- [Source records]

--- Start ---

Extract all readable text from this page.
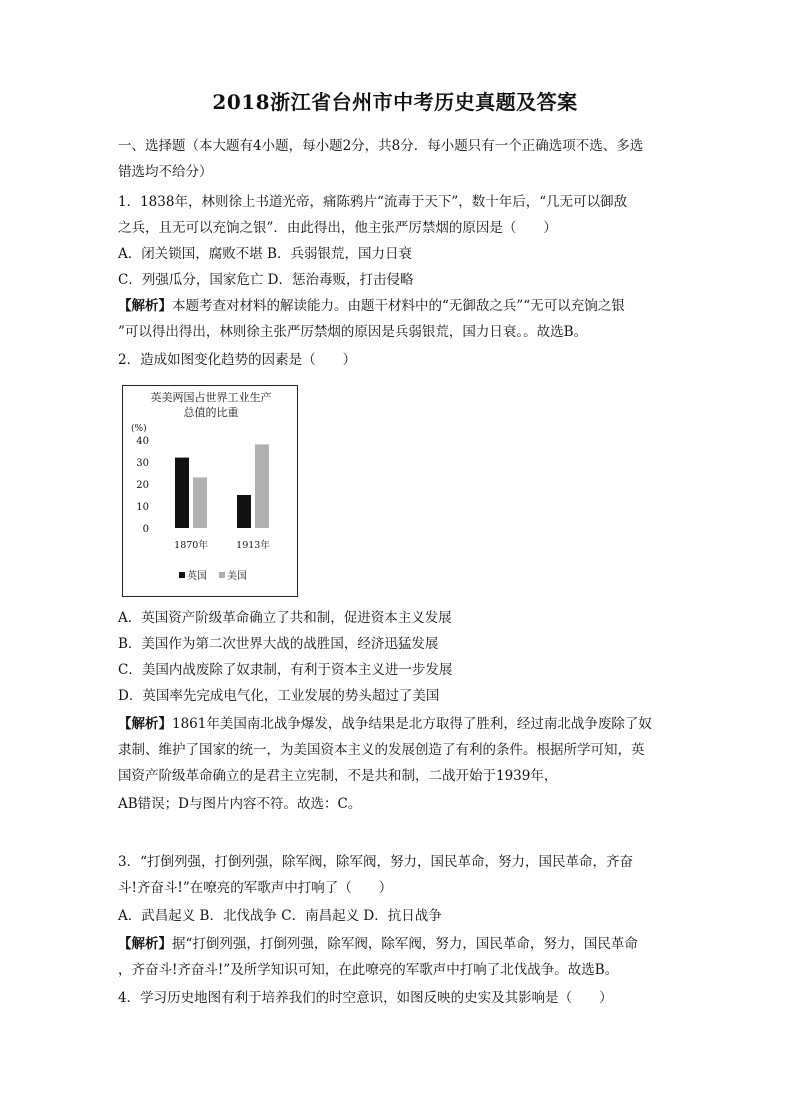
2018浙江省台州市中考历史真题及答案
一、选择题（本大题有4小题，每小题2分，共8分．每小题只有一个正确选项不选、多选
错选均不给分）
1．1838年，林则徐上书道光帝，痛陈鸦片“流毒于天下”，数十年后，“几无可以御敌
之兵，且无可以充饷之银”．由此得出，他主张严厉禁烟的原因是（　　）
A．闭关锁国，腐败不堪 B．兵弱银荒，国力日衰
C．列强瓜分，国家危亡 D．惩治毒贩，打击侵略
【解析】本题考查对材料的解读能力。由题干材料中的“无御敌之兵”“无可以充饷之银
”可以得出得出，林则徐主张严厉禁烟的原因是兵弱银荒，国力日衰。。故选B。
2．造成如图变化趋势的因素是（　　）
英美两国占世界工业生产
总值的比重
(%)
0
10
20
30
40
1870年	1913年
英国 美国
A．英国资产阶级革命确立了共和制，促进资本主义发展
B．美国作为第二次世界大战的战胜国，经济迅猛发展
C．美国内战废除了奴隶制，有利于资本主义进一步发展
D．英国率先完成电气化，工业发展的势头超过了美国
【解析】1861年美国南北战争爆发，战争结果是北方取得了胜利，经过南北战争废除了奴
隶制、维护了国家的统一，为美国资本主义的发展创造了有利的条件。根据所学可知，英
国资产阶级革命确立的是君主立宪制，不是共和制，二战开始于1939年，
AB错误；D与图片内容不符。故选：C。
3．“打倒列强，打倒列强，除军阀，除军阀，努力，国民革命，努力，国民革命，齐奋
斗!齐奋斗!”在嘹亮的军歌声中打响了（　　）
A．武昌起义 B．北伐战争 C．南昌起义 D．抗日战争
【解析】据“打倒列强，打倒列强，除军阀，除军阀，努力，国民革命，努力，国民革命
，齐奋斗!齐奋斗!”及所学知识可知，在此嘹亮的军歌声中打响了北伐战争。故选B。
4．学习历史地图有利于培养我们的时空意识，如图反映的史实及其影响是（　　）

--- End ---

- [Do this]
Reproduce each record from above exactly; pictures do not belong in the copy.

- [Result for this exercise]
Extract all readable text from this page.
2018浙江省台州市中考历史真题及答案
一、选择题（本大题有4小题，每小题2分，共8分．每小题只有一个正确选项不选、多选
错选均不给分）
1．1838年，林则徐上书道光帝，痛陈鸦片“流毒于天下”，数十年后，“几无可以御敌
之兵，且无可以充饷之银”．由此得出，他主张严厉禁烟的原因是（　　）
A．闭关锁国，腐败不堪 B．兵弱银荒，国力日衰
C．列强瓜分，国家危亡 D．惩治毒贩，打击侵略
【解析】本题考查对材料的解读能力。由题干材料中的“无御敌之兵”“无可以充饷之银
”可以得出得出，林则徐主张严厉禁烟的原因是兵弱银荒，国力日衰。。故选B。
2．造成如图变化趋势的因素是（　　）
英美两国占世界工业生产
总值的比重
(%)
0
10
20
30
40
1870年	1913年
英国 美国
A．英国资产阶级革命确立了共和制，促进资本主义发展
B．美国作为第二次世界大战的战胜国，经济迅猛发展
C．美国内战废除了奴隶制，有利于资本主义进一步发展
D．英国率先完成电气化，工业发展的势头超过了美国
【解析】1861年美国南北战争爆发，战争结果是北方取得了胜利，经过南北战争废除了奴
隶制、维护了国家的统一，为美国资本主义的发展创造了有利的条件。根据所学可知，英
国资产阶级革命确立的是君主立宪制，不是共和制，二战开始于1939年，
AB错误；D与图片内容不符。故选：C。
3．“打倒列强，打倒列强，除军阀，除军阀，努力，国民革命，努力，国民革命，齐奋
斗!齐奋斗!”在嘹亮的军歌声中打响了（　　）
A．武昌起义 B．北伐战争 C．南昌起义 D．抗日战争
【解析】据“打倒列强，打倒列强，除军阀，除军阀，努力，国民革命，努力，国民革命
，齐奋斗!齐奋斗!”及所学知识可知，在此嘹亮的军歌声中打响了北伐战争。故选B。
4．学习历史地图有利于培养我们的时空意识，如图反映的史实及其影响是（　　）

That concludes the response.